> **Stated exercise**
Can you print the data exactly and leave out each image?

(Dataset items)
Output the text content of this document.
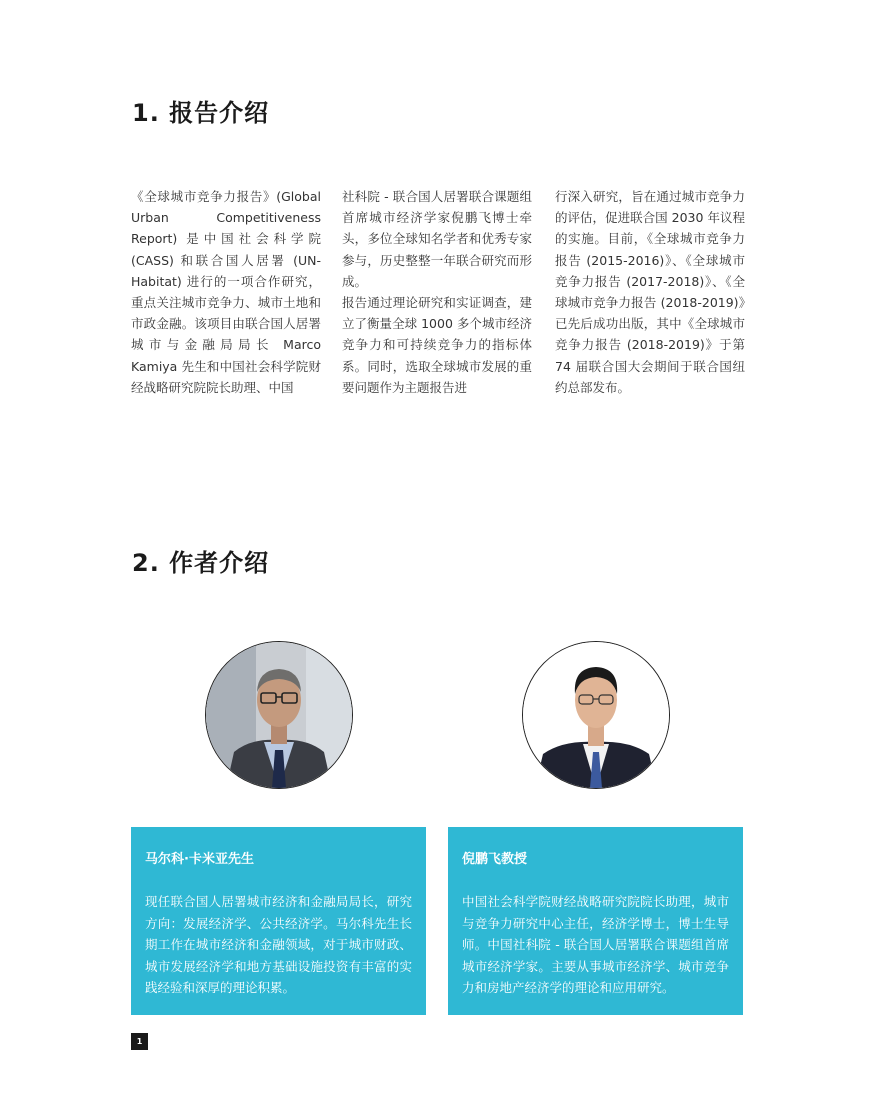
1. 报告介绍

《全球城市竞争力报告》(Global Urban Competitiveness Report) 是中国社会科学院 (CASS) 和联合国人居署 (UN-Habitat) 进行的一项合作研究，重点关注城市竞争力、城市土地和市政金融。该项目由联合国人居署城市与金融局局长 Marco Kamiya 先生和中国社会科学院财经战略研究院院长助理、中国

社科院 - 联合国人居署联合课题组首席城市经济学家倪鹏飞博士牵头，多位全球知名学者和优秀专家参与，历史整整一年联合研究而形成。

报告通过理论研究和实证调查，建立了衡量全球 1000 多个城市经济竞争力和可持续竞争力的指标体系。同时，选取全球城市发展的重要问题作为主题报告进

行深入研究，旨在通过城市竞争力的评估，促进联合国 2030 年议程的实施。目前，《全球城市竞争力报告 (2015-2016)》、《全球城市竞争力报告 (2017-2018)》、《全球城市竞争力报告 (2018-2019)》已先后成功出版，其中《全球城市竞争力报告 (2018-2019)》于第 74 届联合国大会期间于联合国纽约总部发布。

2. 作者介绍

马尔科·卡米亚先生

现任联合国人居署城市经济和金融局局长，研究方向：发展经济学、公共经济学。马尔科先生长期工作在城市经济和金融领域，对于城市财政、城市发展经济学和地方基础设施投资有丰富的实践经验和深厚的理论积累。

倪鹏飞教授

中国社会科学院财经战略研究院院长助理，城市与竞争力研究中心主任，经济学博士，博士生导师。中国社科院 - 联合国人居署联合课题组首席城市经济学家。主要从事城市经济学、城市竞争力和房地产经济学的理论和应用研究。

1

> **The response**
Output the text content of this document.
1. 报告介绍

《全球城市竞争力报告》(Global Urban Competitiveness Report) 是中国社会科学院 (CASS) 和联合国人居署 (UN-Habitat) 进行的一项合作研究，重点关注城市竞争力、城市土地和市政金融。该项目由联合国人居署城市与金融局局长 Marco Kamiya 先生和中国社会科学院财经战略研究院院长助理、中国

社科院 - 联合国人居署联合课题组首席城市经济学家倪鹏飞博士牵头，多位全球知名学者和优秀专家参与，历史整整一年联合研究而形成。

报告通过理论研究和实证调查，建立了衡量全球 1000 多个城市经济竞争力和可持续竞争力的指标体系。同时，选取全球城市发展的重要问题作为主题报告进

行深入研究，旨在通过城市竞争力的评估，促进联合国 2030 年议程的实施。目前，《全球城市竞争力报告 (2015-2016)》、《全球城市竞争力报告 (2017-2018)》、《全球城市竞争力报告 (2018-2019)》已先后成功出版，其中《全球城市竞争力报告 (2018-2019)》于第 74 届联合国大会期间于联合国纽约总部发布。

2. 作者介绍

马尔科·卡米亚先生

现任联合国人居署城市经济和金融局局长，研究方向：发展经济学、公共经济学。马尔科先生长期工作在城市经济和金融领域，对于城市财政、城市发展经济学和地方基础设施投资有丰富的实践经验和深厚的理论积累。

倪鹏飞教授

中国社会科学院财经战略研究院院长助理，城市与竞争力研究中心主任，经济学博士，博士生导师。中国社科院 - 联合国人居署联合课题组首席城市经济学家。主要从事城市经济学、城市竞争力和房地产经济学的理论和应用研究。

1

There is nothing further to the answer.